Problem details -
Each record must be reproduced exactly as it is shown.

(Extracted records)
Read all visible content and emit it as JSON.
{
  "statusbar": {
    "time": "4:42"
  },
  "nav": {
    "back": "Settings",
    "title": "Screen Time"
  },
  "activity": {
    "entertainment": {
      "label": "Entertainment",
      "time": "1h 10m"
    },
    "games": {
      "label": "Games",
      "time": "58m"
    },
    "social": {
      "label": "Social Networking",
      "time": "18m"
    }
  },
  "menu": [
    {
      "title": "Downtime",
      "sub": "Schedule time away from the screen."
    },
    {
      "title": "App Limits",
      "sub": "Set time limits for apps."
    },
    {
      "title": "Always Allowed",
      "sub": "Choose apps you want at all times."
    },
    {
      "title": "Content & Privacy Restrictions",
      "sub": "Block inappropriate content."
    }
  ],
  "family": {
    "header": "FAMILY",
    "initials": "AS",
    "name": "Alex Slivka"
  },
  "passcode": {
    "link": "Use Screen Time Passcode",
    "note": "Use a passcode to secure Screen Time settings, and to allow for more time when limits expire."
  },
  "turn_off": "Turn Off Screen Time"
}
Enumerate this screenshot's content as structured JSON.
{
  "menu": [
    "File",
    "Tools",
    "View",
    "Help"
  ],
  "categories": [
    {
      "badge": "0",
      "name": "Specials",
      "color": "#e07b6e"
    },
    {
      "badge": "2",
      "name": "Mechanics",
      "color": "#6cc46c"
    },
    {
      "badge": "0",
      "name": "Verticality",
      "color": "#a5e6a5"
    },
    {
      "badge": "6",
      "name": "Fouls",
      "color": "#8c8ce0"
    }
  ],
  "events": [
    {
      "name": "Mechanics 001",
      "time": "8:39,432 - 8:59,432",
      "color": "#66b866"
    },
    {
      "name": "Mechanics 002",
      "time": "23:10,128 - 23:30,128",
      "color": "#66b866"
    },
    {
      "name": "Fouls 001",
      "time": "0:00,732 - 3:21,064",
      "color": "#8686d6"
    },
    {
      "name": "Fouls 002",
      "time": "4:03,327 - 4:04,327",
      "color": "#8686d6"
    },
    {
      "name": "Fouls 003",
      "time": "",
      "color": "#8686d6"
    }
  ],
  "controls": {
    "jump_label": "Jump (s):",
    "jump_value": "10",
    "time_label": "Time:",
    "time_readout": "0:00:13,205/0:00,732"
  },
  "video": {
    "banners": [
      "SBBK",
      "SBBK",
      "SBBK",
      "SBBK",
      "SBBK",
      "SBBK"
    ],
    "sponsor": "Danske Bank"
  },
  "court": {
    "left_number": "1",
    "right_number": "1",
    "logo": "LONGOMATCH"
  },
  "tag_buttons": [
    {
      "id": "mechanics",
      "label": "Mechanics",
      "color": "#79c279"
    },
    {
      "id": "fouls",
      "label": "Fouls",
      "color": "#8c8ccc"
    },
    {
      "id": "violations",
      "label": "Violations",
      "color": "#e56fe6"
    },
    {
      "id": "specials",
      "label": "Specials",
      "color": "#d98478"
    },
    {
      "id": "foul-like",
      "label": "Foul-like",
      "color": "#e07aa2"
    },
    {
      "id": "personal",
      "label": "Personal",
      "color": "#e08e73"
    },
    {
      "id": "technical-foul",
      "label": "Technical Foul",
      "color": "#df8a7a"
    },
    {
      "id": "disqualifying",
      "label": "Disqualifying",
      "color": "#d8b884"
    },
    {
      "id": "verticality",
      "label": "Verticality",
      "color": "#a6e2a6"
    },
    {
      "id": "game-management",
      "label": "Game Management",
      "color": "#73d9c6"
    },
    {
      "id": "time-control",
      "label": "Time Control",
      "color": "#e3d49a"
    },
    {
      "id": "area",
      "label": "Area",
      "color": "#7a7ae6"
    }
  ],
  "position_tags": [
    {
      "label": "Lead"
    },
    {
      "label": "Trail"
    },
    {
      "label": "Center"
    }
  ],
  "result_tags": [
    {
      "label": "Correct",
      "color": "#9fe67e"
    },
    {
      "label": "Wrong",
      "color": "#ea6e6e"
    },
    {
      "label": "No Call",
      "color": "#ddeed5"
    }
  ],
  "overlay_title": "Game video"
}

Written solution -
Read all visible content and emit it as JSON.
{
  "statusbar": {
    "time": "4:42"
  },
  "nav": {
    "back": "Settings",
    "title": "Screen Time"
  },
  "activity": {
    "entertainment": {
      "label": "Entertainment",
      "time": "1h 10m"
    },
    "games": {
      "label": "Games",
      "time": "58m"
    },
    "social": {
      "label": "Social Networking",
      "time": "18m"
    }
  },
  "menu": [
    {
      "title": "Downtime",
      "sub": "Schedule time away from the screen."
    },
    {
      "title": "App Limits",
      "sub": "Set time limits for apps."
    },
    {
      "title": "Always Allowed",
      "sub": "Choose apps you want at all times."
    },
    {
      "title": "Content & Privacy Restrictions",
      "sub": "Block inappropriate content."
    }
  ],
  "family": {
    "header": "FAMILY",
    "initials": "AS",
    "name": "Alex Slivka"
  },
  "passcode": {
    "link": "Use Screen Time Passcode",
    "note": "Use a passcode to secure Screen Time settings, and to allow for more time when limits expire."
  },
  "turn_off": "Turn Off Screen Time"
}
Enumerate this screenshot's content as structured JSON.
{
  "menu": [
    "File",
    "Tools",
    "View",
    "Help"
  ],
  "categories": [
    {
      "badge": "0",
      "name": "Specials",
      "color": "#e07b6e"
    },
    {
      "badge": "2",
      "name": "Mechanics",
      "color": "#6cc46c"
    },
    {
      "badge": "0",
      "name": "Verticality",
      "color": "#a5e6a5"
    },
    {
      "badge": "6",
      "name": "Fouls",
      "color": "#8c8ce0"
    }
  ],
  "events": [
    {
      "name": "Mechanics 001",
      "time": "8:39,432 - 8:59,432",
      "color": "#66b866"
    },
    {
      "name": "Mechanics 002",
      "time": "23:10,128 - 23:30,128",
      "color": "#66b866"
    },
    {
      "name": "Fouls 001",
      "time": "0:00,732 - 3:21,064",
      "color": "#8686d6"
    },
    {
      "name": "Fouls 002",
      "time": "4:03,327 - 4:04,327",
      "color": "#8686d6"
    },
    {
      "name": "Fouls 003",
      "time": "",
      "color": "#8686d6"
    }
  ],
  "controls": {
    "jump_label": "Jump (s):",
    "jump_value": "10",
    "time_label": "Time:",
    "time_readout": "0:00:13,205/0:00,732"
  },
  "video": {
    "banners": [
      "SBBK",
      "SBBK",
      "SBBK",
      "SBBK",
      "SBBK",
      "SBBK"
    ],
    "sponsor": "Danske Bank"
  },
  "court": {
    "left_number": "1",
    "right_number": "1",
    "logo": "LONGOMATCH"
  },
  "tag_buttons": [
    {
      "id": "mechanics",
      "label": "Mechanics",
      "color": "#79c279"
    },
    {
      "id": "fouls",
      "label": "Fouls",
      "color": "#8c8ccc"
    },
    {
      "id": "violations",
      "label": "Violations",
      "color": "#e56fe6"
    },
    {
      "id": "specials",
      "label": "Specials",
      "color": "#d98478"
    },
    {
      "id": "foul-like",
      "label": "Foul-like",
      "color": "#e07aa2"
    },
    {
      "id": "personal",
      "label": "Personal",
      "color": "#e08e73"
    },
    {
      "id": "technical-foul",
      "label": "Technical Foul",
      "color": "#df8a7a"
    },
    {
      "id": "disqualifying",
      "label": "Disqualifying",
      "color": "#d8b884"
    },
    {
      "id": "verticality",
      "label": "Verticality",
      "color": "#a6e2a6"
    },
    {
      "id": "game-management",
      "label": "Game Management",
      "color": "#73d9c6"
    },
    {
      "id": "time-control",
      "label": "Time Control",
      "color": "#e3d49a"
    },
    {
      "id": "area",
      "label": "Area",
      "color": "#7a7ae6"
    }
  ],
  "position_tags": [
    {
      "label": "Lead"
    },
    {
      "label": "Trail"
    },
    {
      "label": "Center"
    }
  ],
  "result_tags": [
    {
      "label": "Correct",
      "color": "#9fe67e"
    },
    {
      "label": "Wrong",
      "color": "#ea6e6e"
    },
    {
      "label": "No Call",
      "color": "#ddeed5"
    }
  ],
  "overlay_title": "Game video"
}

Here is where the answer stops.